WHAT IS ASKED: Repeat the lines below exactly as they appear, but leave out the images.

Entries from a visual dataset
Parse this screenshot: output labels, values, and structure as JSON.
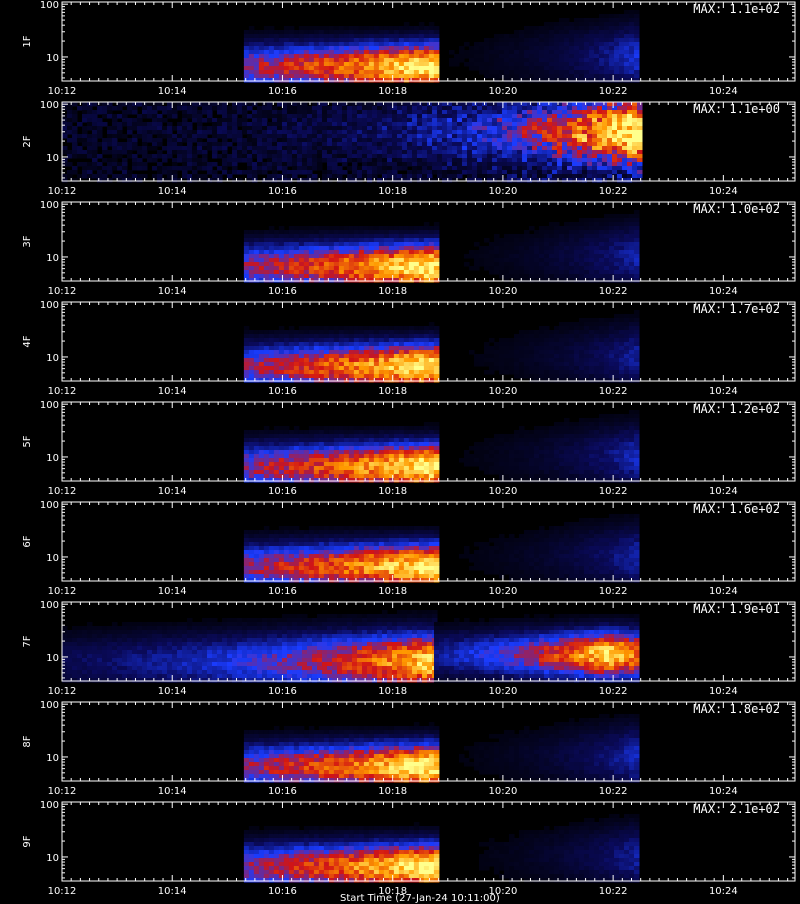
{
  "figure": {
    "footer_label": "Start Time (27-Jan-24 10:11:00)"
  },
  "chart_data": {
    "type": "heatmap",
    "x_ticks": [
      "10:12",
      "10:14",
      "10:16",
      "10:18",
      "10:20",
      "10:22",
      "10:24"
    ],
    "x_tick_minutes": [
      12,
      14,
      16,
      18,
      20,
      22,
      24
    ],
    "xlim_minutes": [
      12,
      25.3
    ],
    "x_unit": "minutes after 10:00",
    "y_ticks": [
      "10",
      "100"
    ],
    "y_scale": "log",
    "ylim": [
      3.5,
      110
    ],
    "colormap": [
      "#000000",
      "#0a0a5a",
      "#1a3cff",
      "#d21414",
      "#ff9a00",
      "#ffff8c"
    ],
    "panels": [
      {
        "label": "1F",
        "max_label": "MAX: 1.1e+02",
        "blobs": [
          {
            "x0": 15.3,
            "x1": 18.75,
            "yc": 6.5,
            "peak_x": 18.65,
            "peak_v": 1.0,
            "grow": 5,
            "spread": 0.45
          },
          {
            "x0": 18.75,
            "x1": 22.45,
            "yc": 10,
            "peak_x": 22.4,
            "peak_v": 0.35,
            "grow": 1.5,
            "spread": 0.6
          }
        ]
      },
      {
        "label": "2F",
        "max_label": "MAX: 1.1e+00",
        "blobs": [
          {
            "x0": 12,
            "x1": 22.45,
            "yc": 30,
            "peak_x": 22.4,
            "peak_v": 0.95,
            "grow": 2.2,
            "spread": 0.55,
            "noise": 0.35
          }
        ]
      },
      {
        "label": "3F",
        "max_label": "MAX: 1.0e+02",
        "blobs": [
          {
            "x0": 15.3,
            "x1": 18.75,
            "yc": 6.5,
            "peak_x": 18.65,
            "peak_v": 1.0,
            "grow": 5,
            "spread": 0.45
          },
          {
            "x0": 18.75,
            "x1": 22.45,
            "yc": 10,
            "peak_x": 22.4,
            "peak_v": 0.3,
            "grow": 1.5,
            "spread": 0.6
          }
        ]
      },
      {
        "label": "4F",
        "max_label": "MAX: 1.7e+02",
        "blobs": [
          {
            "x0": 15.3,
            "x1": 18.75,
            "yc": 6.5,
            "peak_x": 18.65,
            "peak_v": 1.0,
            "grow": 5,
            "spread": 0.45
          },
          {
            "x0": 18.75,
            "x1": 22.45,
            "yc": 10,
            "peak_x": 22.4,
            "peak_v": 0.28,
            "grow": 1.5,
            "spread": 0.6
          }
        ]
      },
      {
        "label": "5F",
        "max_label": "MAX: 1.2e+02",
        "blobs": [
          {
            "x0": 15.3,
            "x1": 18.75,
            "yc": 6.5,
            "peak_x": 18.65,
            "peak_v": 1.0,
            "grow": 5,
            "spread": 0.45
          },
          {
            "x0": 18.75,
            "x1": 22.45,
            "yc": 10,
            "peak_x": 22.4,
            "peak_v": 0.32,
            "grow": 1.5,
            "spread": 0.6
          }
        ]
      },
      {
        "label": "6F",
        "max_label": "MAX: 1.6e+02",
        "blobs": [
          {
            "x0": 15.3,
            "x1": 18.75,
            "yc": 6.5,
            "peak_x": 18.65,
            "peak_v": 1.0,
            "grow": 5,
            "spread": 0.45
          },
          {
            "x0": 18.75,
            "x1": 22.45,
            "yc": 10,
            "peak_x": 22.4,
            "peak_v": 0.3,
            "grow": 1.5,
            "spread": 0.6
          }
        ]
      },
      {
        "label": "7F",
        "max_label": "MAX: 1.9e+01",
        "blobs": [
          {
            "x0": 12,
            "x1": 18.75,
            "yc": 8,
            "peak_x": 18.65,
            "peak_v": 0.92,
            "grow": 4,
            "spread": 0.55
          },
          {
            "x0": 18.75,
            "x1": 22.45,
            "yc": 11,
            "peak_x": 21.9,
            "peak_v": 0.95,
            "grow": 2.5,
            "spread": 0.45
          }
        ]
      },
      {
        "label": "8F",
        "max_label": "MAX: 1.8e+02",
        "blobs": [
          {
            "x0": 15.3,
            "x1": 18.75,
            "yc": 6.5,
            "peak_x": 18.65,
            "peak_v": 1.0,
            "grow": 5,
            "spread": 0.45
          },
          {
            "x0": 18.75,
            "x1": 22.45,
            "yc": 10,
            "peak_x": 22.4,
            "peak_v": 0.32,
            "grow": 1.5,
            "spread": 0.6
          }
        ]
      },
      {
        "label": "9F",
        "max_label": "MAX: 2.1e+02",
        "blobs": [
          {
            "x0": 15.3,
            "x1": 18.75,
            "yc": 6.5,
            "peak_x": 18.65,
            "peak_v": 1.0,
            "grow": 5,
            "spread": 0.45
          },
          {
            "x0": 18.75,
            "x1": 22.45,
            "yc": 10,
            "peak_x": 22.4,
            "peak_v": 0.28,
            "grow": 1.5,
            "spread": 0.6
          }
        ]
      }
    ]
  }
}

COMPLETE OUTPUT:
Parse this screenshot: output labels, values, and structure as JSON.
{
  "figure": {
    "footer_label": "Start Time (27-Jan-24 10:11:00)"
  },
  "chart_data": {
    "type": "heatmap",
    "x_ticks": [
      "10:12",
      "10:14",
      "10:16",
      "10:18",
      "10:20",
      "10:22",
      "10:24"
    ],
    "x_tick_minutes": [
      12,
      14,
      16,
      18,
      20,
      22,
      24
    ],
    "xlim_minutes": [
      12,
      25.3
    ],
    "x_unit": "minutes after 10:00",
    "y_ticks": [
      "10",
      "100"
    ],
    "y_scale": "log",
    "ylim": [
      3.5,
      110
    ],
    "colormap": [
      "#000000",
      "#0a0a5a",
      "#1a3cff",
      "#d21414",
      "#ff9a00",
      "#ffff8c"
    ],
    "panels": [
      {
        "label": "1F",
        "max_label": "MAX: 1.1e+02",
        "blobs": [
          {
            "x0": 15.3,
            "x1": 18.75,
            "yc": 6.5,
            "peak_x": 18.65,
            "peak_v": 1.0,
            "grow": 5,
            "spread": 0.45
          },
          {
            "x0": 18.75,
            "x1": 22.45,
            "yc": 10,
            "peak_x": 22.4,
            "peak_v": 0.35,
            "grow": 1.5,
            "spread": 0.6
          }
        ]
      },
      {
        "label": "2F",
        "max_label": "MAX: 1.1e+00",
        "blobs": [
          {
            "x0": 12,
            "x1": 22.45,
            "yc": 30,
            "peak_x": 22.4,
            "peak_v": 0.95,
            "grow": 2.2,
            "spread": 0.55,
            "noise": 0.35
          }
        ]
      },
      {
        "label": "3F",
        "max_label": "MAX: 1.0e+02",
        "blobs": [
          {
            "x0": 15.3,
            "x1": 18.75,
            "yc": 6.5,
            "peak_x": 18.65,
            "peak_v": 1.0,
            "grow": 5,
            "spread": 0.45
          },
          {
            "x0": 18.75,
            "x1": 22.45,
            "yc": 10,
            "peak_x": 22.4,
            "peak_v": 0.3,
            "grow": 1.5,
            "spread": 0.6
          }
        ]
      },
      {
        "label": "4F",
        "max_label": "MAX: 1.7e+02",
        "blobs": [
          {
            "x0": 15.3,
            "x1": 18.75,
            "yc": 6.5,
            "peak_x": 18.65,
            "peak_v": 1.0,
            "grow": 5,
            "spread": 0.45
          },
          {
            "x0": 18.75,
            "x1": 22.45,
            "yc": 10,
            "peak_x": 22.4,
            "peak_v": 0.28,
            "grow": 1.5,
            "spread": 0.6
          }
        ]
      },
      {
        "label": "5F",
        "max_label": "MAX: 1.2e+02",
        "blobs": [
          {
            "x0": 15.3,
            "x1": 18.75,
            "yc": 6.5,
            "peak_x": 18.65,
            "peak_v": 1.0,
            "grow": 5,
            "spread": 0.45
          },
          {
            "x0": 18.75,
            "x1": 22.45,
            "yc": 10,
            "peak_x": 22.4,
            "peak_v": 0.32,
            "grow": 1.5,
            "spread": 0.6
          }
        ]
      },
      {
        "label": "6F",
        "max_label": "MAX: 1.6e+02",
        "blobs": [
          {
            "x0": 15.3,
            "x1": 18.75,
            "yc": 6.5,
            "peak_x": 18.65,
            "peak_v": 1.0,
            "grow": 5,
            "spread": 0.45
          },
          {
            "x0": 18.75,
            "x1": 22.45,
            "yc": 10,
            "peak_x": 22.4,
            "peak_v": 0.3,
            "grow": 1.5,
            "spread": 0.6
          }
        ]
      },
      {
        "label": "7F",
        "max_label": "MAX: 1.9e+01",
        "blobs": [
          {
            "x0": 12,
            "x1": 18.75,
            "yc": 8,
            "peak_x": 18.65,
            "peak_v": 0.92,
            "grow": 4,
            "spread": 0.55
          },
          {
            "x0": 18.75,
            "x1": 22.45,
            "yc": 11,
            "peak_x": 21.9,
            "peak_v": 0.95,
            "grow": 2.5,
            "spread": 0.45
          }
        ]
      },
      {
        "label": "8F",
        "max_label": "MAX: 1.8e+02",
        "blobs": [
          {
            "x0": 15.3,
            "x1": 18.75,
            "yc": 6.5,
            "peak_x": 18.65,
            "peak_v": 1.0,
            "grow": 5,
            "spread": 0.45
          },
          {
            "x0": 18.75,
            "x1": 22.45,
            "yc": 10,
            "peak_x": 22.4,
            "peak_v": 0.32,
            "grow": 1.5,
            "spread": 0.6
          }
        ]
      },
      {
        "label": "9F",
        "max_label": "MAX: 2.1e+02",
        "blobs": [
          {
            "x0": 15.3,
            "x1": 18.75,
            "yc": 6.5,
            "peak_x": 18.65,
            "peak_v": 1.0,
            "grow": 5,
            "spread": 0.45
          },
          {
            "x0": 18.75,
            "x1": 22.45,
            "yc": 10,
            "peak_x": 22.4,
            "peak_v": 0.28,
            "grow": 1.5,
            "spread": 0.6
          }
        ]
      }
    ]
  }
}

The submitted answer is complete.